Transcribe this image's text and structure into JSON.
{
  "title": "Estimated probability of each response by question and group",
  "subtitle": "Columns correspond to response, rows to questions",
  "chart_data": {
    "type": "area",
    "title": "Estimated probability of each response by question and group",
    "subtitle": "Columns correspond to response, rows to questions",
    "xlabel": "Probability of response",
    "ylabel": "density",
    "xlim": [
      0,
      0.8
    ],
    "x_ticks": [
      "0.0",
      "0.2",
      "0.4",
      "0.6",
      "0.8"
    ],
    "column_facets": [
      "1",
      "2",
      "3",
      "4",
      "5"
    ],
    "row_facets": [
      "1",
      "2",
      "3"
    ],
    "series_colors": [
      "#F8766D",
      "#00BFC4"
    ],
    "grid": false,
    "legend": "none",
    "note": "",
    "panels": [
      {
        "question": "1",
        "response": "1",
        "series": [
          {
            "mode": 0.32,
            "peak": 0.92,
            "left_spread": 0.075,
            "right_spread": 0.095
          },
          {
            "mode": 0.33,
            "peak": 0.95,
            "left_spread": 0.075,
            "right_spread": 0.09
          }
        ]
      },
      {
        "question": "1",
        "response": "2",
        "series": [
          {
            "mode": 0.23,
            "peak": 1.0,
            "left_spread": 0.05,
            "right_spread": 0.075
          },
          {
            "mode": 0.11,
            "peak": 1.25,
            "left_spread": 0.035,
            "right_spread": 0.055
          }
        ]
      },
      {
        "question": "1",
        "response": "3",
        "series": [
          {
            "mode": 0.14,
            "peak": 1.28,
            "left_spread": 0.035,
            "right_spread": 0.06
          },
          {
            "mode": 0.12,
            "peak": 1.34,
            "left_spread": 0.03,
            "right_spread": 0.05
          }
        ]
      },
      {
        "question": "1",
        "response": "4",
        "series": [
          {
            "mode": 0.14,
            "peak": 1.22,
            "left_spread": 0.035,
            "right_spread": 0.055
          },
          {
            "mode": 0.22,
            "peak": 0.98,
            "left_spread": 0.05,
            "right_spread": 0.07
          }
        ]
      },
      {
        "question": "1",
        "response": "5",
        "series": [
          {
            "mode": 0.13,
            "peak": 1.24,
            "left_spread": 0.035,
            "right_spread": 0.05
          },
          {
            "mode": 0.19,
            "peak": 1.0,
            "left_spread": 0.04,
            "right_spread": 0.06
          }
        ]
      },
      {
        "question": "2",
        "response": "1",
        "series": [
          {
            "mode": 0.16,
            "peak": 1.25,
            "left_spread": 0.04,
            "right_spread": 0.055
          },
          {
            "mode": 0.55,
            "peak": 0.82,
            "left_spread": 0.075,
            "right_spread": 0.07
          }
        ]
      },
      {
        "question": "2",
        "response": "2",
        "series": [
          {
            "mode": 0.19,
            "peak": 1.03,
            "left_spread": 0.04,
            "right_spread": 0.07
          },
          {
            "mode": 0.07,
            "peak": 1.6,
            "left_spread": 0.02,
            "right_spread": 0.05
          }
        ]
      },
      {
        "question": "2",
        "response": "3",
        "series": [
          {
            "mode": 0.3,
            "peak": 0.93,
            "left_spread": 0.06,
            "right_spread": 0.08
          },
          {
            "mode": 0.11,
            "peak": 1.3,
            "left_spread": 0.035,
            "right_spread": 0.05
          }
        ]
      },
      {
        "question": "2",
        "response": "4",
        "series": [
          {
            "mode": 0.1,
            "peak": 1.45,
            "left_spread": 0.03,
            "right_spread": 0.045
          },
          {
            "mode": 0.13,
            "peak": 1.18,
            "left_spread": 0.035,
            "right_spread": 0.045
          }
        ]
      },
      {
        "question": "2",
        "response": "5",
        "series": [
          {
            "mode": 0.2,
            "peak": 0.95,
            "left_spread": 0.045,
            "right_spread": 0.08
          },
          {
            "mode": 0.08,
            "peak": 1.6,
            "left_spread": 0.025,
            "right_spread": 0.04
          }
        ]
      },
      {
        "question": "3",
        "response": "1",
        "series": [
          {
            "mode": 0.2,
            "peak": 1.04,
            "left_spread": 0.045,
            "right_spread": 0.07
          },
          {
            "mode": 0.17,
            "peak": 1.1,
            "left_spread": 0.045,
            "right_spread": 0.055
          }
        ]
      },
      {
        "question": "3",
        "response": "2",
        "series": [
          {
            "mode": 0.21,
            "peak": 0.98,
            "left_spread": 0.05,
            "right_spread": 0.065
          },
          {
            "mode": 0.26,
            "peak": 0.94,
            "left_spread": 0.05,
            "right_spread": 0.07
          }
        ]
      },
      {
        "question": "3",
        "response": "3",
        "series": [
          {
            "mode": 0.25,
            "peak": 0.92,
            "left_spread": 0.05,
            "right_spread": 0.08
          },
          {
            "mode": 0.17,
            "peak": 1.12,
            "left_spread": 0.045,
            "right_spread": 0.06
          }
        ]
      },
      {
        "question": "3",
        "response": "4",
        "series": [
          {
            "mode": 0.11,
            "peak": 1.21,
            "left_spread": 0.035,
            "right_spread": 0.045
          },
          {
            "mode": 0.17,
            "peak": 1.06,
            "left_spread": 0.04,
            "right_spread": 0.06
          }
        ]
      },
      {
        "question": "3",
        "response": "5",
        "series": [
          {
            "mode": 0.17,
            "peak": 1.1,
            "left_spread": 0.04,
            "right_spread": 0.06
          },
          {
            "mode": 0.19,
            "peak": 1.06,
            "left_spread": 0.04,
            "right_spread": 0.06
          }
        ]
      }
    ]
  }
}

Your goal
Retype all the records, matching them exactly.

Finished task
Transcribe this image's text and structure into JSON.
{
  "title": "Estimated probability of each response by question and group",
  "subtitle": "Columns correspond to response, rows to questions",
  "chart_data": {
    "type": "area",
    "title": "Estimated probability of each response by question and group",
    "subtitle": "Columns correspond to response, rows to questions",
    "xlabel": "Probability of response",
    "ylabel": "density",
    "xlim": [
      0,
      0.8
    ],
    "x_ticks": [
      "0.0",
      "0.2",
      "0.4",
      "0.6",
      "0.8"
    ],
    "column_facets": [
      "1",
      "2",
      "3",
      "4",
      "5"
    ],
    "row_facets": [
      "1",
      "2",
      "3"
    ],
    "series_colors": [
      "#F8766D",
      "#00BFC4"
    ],
    "grid": false,
    "legend": "none",
    "note": "",
    "panels": [
      {
        "question": "1",
        "response": "1",
        "series": [
          {
            "mode": 0.32,
            "peak": 0.92,
            "left_spread": 0.075,
            "right_spread": 0.095
          },
          {
            "mode": 0.33,
            "peak": 0.95,
            "left_spread": 0.075,
            "right_spread": 0.09
          }
        ]
      },
      {
        "question": "1",
        "response": "2",
        "series": [
          {
            "mode": 0.23,
            "peak": 1.0,
            "left_spread": 0.05,
            "right_spread": 0.075
          },
          {
            "mode": 0.11,
            "peak": 1.25,
            "left_spread": 0.035,
            "right_spread": 0.055
          }
        ]
      },
      {
        "question": "1",
        "response": "3",
        "series": [
          {
            "mode": 0.14,
            "peak": 1.28,
            "left_spread": 0.035,
            "right_spread": 0.06
          },
          {
            "mode": 0.12,
            "peak": 1.34,
            "left_spread": 0.03,
            "right_spread": 0.05
          }
        ]
      },
      {
        "question": "1",
        "response": "4",
        "series": [
          {
            "mode": 0.14,
            "peak": 1.22,
            "left_spread": 0.035,
            "right_spread": 0.055
          },
          {
            "mode": 0.22,
            "peak": 0.98,
            "left_spread": 0.05,
            "right_spread": 0.07
          }
        ]
      },
      {
        "question": "1",
        "response": "5",
        "series": [
          {
            "mode": 0.13,
            "peak": 1.24,
            "left_spread": 0.035,
            "right_spread": 0.05
          },
          {
            "mode": 0.19,
            "peak": 1.0,
            "left_spread": 0.04,
            "right_spread": 0.06
          }
        ]
      },
      {
        "question": "2",
        "response": "1",
        "series": [
          {
            "mode": 0.16,
            "peak": 1.25,
            "left_spread": 0.04,
            "right_spread": 0.055
          },
          {
            "mode": 0.55,
            "peak": 0.82,
            "left_spread": 0.075,
            "right_spread": 0.07
          }
        ]
      },
      {
        "question": "2",
        "response": "2",
        "series": [
          {
            "mode": 0.19,
            "peak": 1.03,
            "left_spread": 0.04,
            "right_spread": 0.07
          },
          {
            "mode": 0.07,
            "peak": 1.6,
            "left_spread": 0.02,
            "right_spread": 0.05
          }
        ]
      },
      {
        "question": "2",
        "response": "3",
        "series": [
          {
            "mode": 0.3,
            "peak": 0.93,
            "left_spread": 0.06,
            "right_spread": 0.08
          },
          {
            "mode": 0.11,
            "peak": 1.3,
            "left_spread": 0.035,
            "right_spread": 0.05
          }
        ]
      },
      {
        "question": "2",
        "response": "4",
        "series": [
          {
            "mode": 0.1,
            "peak": 1.45,
            "left_spread": 0.03,
            "right_spread": 0.045
          },
          {
            "mode": 0.13,
            "peak": 1.18,
            "left_spread": 0.035,
            "right_spread": 0.045
          }
        ]
      },
      {
        "question": "2",
        "response": "5",
        "series": [
          {
            "mode": 0.2,
            "peak": 0.95,
            "left_spread": 0.045,
            "right_spread": 0.08
          },
          {
            "mode": 0.08,
            "peak": 1.6,
            "left_spread": 0.025,
            "right_spread": 0.04
          }
        ]
      },
      {
        "question": "3",
        "response": "1",
        "series": [
          {
            "mode": 0.2,
            "peak": 1.04,
            "left_spread": 0.045,
            "right_spread": 0.07
          },
          {
            "mode": 0.17,
            "peak": 1.1,
            "left_spread": 0.045,
            "right_spread": 0.055
          }
        ]
      },
      {
        "question": "3",
        "response": "2",
        "series": [
          {
            "mode": 0.21,
            "peak": 0.98,
            "left_spread": 0.05,
            "right_spread": 0.065
          },
          {
            "mode": 0.26,
            "peak": 0.94,
            "left_spread": 0.05,
            "right_spread": 0.07
          }
        ]
      },
      {
        "question": "3",
        "response": "3",
        "series": [
          {
            "mode": 0.25,
            "peak": 0.92,
            "left_spread": 0.05,
            "right_spread": 0.08
          },
          {
            "mode": 0.17,
            "peak": 1.12,
            "left_spread": 0.045,
            "right_spread": 0.06
          }
        ]
      },
      {
        "question": "3",
        "response": "4",
        "series": [
          {
            "mode": 0.11,
            "peak": 1.21,
            "left_spread": 0.035,
            "right_spread": 0.045
          },
          {
            "mode": 0.17,
            "peak": 1.06,
            "left_spread": 0.04,
            "right_spread": 0.06
          }
        ]
      },
      {
        "question": "3",
        "response": "5",
        "series": [
          {
            "mode": 0.17,
            "peak": 1.1,
            "left_spread": 0.04,
            "right_spread": 0.06
          },
          {
            "mode": 0.19,
            "peak": 1.06,
            "left_spread": 0.04,
            "right_spread": 0.06
          }
        ]
      }
    ]
  }
}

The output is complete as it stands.